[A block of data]
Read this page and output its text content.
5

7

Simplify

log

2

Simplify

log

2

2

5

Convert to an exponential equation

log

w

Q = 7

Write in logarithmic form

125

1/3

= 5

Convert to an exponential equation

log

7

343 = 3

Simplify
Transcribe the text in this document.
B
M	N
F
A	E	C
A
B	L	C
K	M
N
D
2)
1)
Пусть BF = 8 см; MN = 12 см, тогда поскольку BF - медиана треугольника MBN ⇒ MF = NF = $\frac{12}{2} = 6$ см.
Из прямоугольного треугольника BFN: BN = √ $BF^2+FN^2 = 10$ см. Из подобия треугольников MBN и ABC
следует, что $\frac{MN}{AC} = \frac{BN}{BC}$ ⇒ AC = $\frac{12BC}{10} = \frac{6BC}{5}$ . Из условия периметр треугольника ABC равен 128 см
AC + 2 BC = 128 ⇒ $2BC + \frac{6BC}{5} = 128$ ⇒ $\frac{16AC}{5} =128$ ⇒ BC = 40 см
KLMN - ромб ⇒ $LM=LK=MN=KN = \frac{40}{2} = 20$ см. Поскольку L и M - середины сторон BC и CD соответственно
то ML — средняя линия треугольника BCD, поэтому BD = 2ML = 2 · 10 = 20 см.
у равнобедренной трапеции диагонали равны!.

--

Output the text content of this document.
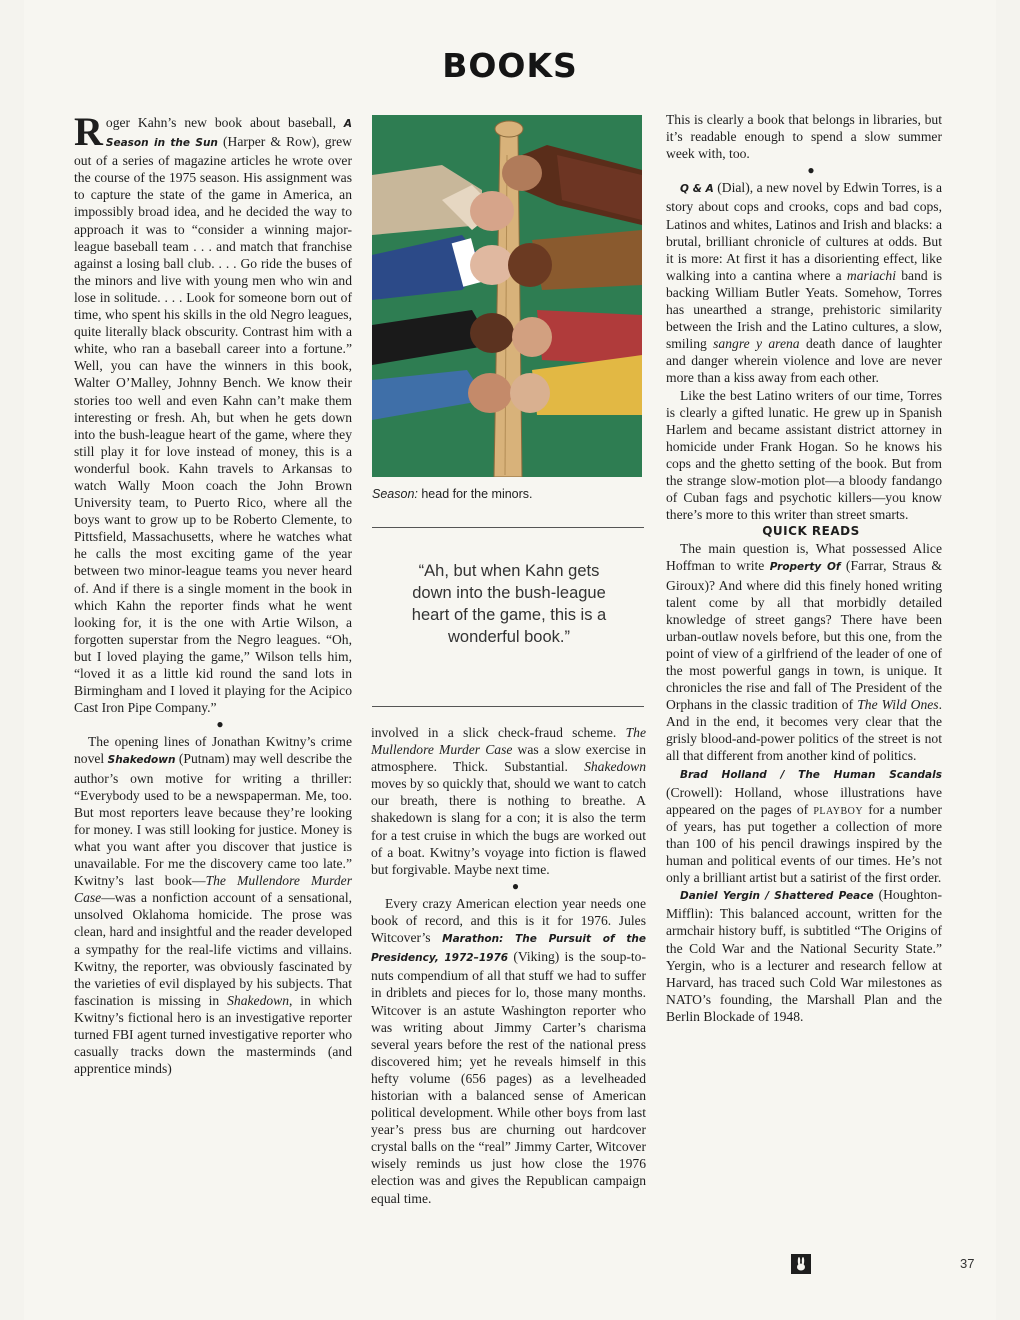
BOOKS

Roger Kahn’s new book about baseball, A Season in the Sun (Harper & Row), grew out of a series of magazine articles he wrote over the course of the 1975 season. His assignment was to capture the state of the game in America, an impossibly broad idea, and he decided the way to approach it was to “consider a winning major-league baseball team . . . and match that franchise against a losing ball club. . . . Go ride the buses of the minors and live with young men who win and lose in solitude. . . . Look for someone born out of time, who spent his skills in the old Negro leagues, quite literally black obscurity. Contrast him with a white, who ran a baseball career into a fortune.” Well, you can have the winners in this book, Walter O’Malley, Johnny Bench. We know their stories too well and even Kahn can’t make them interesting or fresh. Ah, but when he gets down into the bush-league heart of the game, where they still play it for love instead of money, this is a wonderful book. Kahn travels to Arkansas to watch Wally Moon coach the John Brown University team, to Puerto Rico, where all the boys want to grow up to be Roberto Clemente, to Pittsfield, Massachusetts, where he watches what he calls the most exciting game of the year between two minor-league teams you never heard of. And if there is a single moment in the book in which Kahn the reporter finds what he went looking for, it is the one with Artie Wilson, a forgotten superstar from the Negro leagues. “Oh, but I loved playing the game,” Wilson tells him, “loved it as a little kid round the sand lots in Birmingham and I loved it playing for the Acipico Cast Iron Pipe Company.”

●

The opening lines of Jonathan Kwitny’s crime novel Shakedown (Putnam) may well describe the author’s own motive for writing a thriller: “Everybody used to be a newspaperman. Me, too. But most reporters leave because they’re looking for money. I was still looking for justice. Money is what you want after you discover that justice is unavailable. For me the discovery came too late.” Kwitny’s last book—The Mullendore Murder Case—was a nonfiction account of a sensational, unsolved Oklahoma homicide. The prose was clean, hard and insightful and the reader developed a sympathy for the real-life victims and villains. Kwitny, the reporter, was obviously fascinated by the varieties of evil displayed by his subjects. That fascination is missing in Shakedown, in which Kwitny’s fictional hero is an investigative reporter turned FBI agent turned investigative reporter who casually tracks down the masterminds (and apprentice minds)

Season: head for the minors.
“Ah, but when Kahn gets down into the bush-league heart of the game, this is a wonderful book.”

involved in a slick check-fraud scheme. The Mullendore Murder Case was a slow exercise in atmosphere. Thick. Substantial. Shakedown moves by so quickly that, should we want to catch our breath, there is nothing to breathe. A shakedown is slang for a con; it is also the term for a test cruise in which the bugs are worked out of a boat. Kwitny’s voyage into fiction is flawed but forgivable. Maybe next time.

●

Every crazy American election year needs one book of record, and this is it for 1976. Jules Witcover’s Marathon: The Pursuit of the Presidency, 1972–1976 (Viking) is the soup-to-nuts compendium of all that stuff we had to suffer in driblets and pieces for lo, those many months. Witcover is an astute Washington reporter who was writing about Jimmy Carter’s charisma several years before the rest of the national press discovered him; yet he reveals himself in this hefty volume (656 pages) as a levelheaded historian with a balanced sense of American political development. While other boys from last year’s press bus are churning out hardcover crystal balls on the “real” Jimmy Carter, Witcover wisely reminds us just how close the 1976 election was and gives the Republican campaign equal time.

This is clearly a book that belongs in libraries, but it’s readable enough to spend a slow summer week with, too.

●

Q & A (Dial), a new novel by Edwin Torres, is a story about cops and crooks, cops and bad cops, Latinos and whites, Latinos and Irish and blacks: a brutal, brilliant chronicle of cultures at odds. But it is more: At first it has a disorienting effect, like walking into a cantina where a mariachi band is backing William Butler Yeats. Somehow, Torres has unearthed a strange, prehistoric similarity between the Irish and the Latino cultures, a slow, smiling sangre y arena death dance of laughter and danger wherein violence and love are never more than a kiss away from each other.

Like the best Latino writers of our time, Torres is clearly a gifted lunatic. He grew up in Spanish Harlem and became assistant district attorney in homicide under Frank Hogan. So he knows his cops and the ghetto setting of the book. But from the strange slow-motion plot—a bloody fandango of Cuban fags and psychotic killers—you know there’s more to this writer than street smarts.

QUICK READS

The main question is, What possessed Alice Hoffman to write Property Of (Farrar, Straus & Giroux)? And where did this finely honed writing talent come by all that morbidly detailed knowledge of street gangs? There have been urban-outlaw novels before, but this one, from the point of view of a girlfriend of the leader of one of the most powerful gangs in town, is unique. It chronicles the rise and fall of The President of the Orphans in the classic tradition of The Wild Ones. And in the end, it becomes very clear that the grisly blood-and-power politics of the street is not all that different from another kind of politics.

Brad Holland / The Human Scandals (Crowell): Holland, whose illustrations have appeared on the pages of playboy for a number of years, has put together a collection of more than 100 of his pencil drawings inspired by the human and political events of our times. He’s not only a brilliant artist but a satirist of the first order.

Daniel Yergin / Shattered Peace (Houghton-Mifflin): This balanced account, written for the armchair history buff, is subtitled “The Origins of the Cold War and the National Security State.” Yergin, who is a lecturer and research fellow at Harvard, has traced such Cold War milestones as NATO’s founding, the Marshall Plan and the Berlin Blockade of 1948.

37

## AIM OF THE EXERCISE
Each line holding "Latino" must be found and copied.

## THE RESPONSE
Q & A (Dial), a new novel by Edwin Torres, is a story about cops and crooks, cops and bad cops, Latinos and whites, Latinos and Irish and blacks: a brutal, brilliant chronicle of cultures at odds. But it is more: At first it has a disorienting effect, like walking into a cantina where a mariachi band is backing William Butler Yeats. Somehow, Torres has unearthed a strange, prehistoric similarity between the Irish and the Latino cultures, a slow, smiling sangre y arena death dance of laughter and danger wherein violence and love are never more than a kiss away from each other.
Like the best Latino writers of our time, Torres is clearly a gifted lunatic. He grew up in Spanish Harlem and became assistant district attorney in homicide under Frank Hogan. So he knows his cops and the ghetto setting of the book. But from the strange slow-motion plot—a bloody fandango of Cuban fags and psychotic killers—you know there’s more to this writer than street smarts.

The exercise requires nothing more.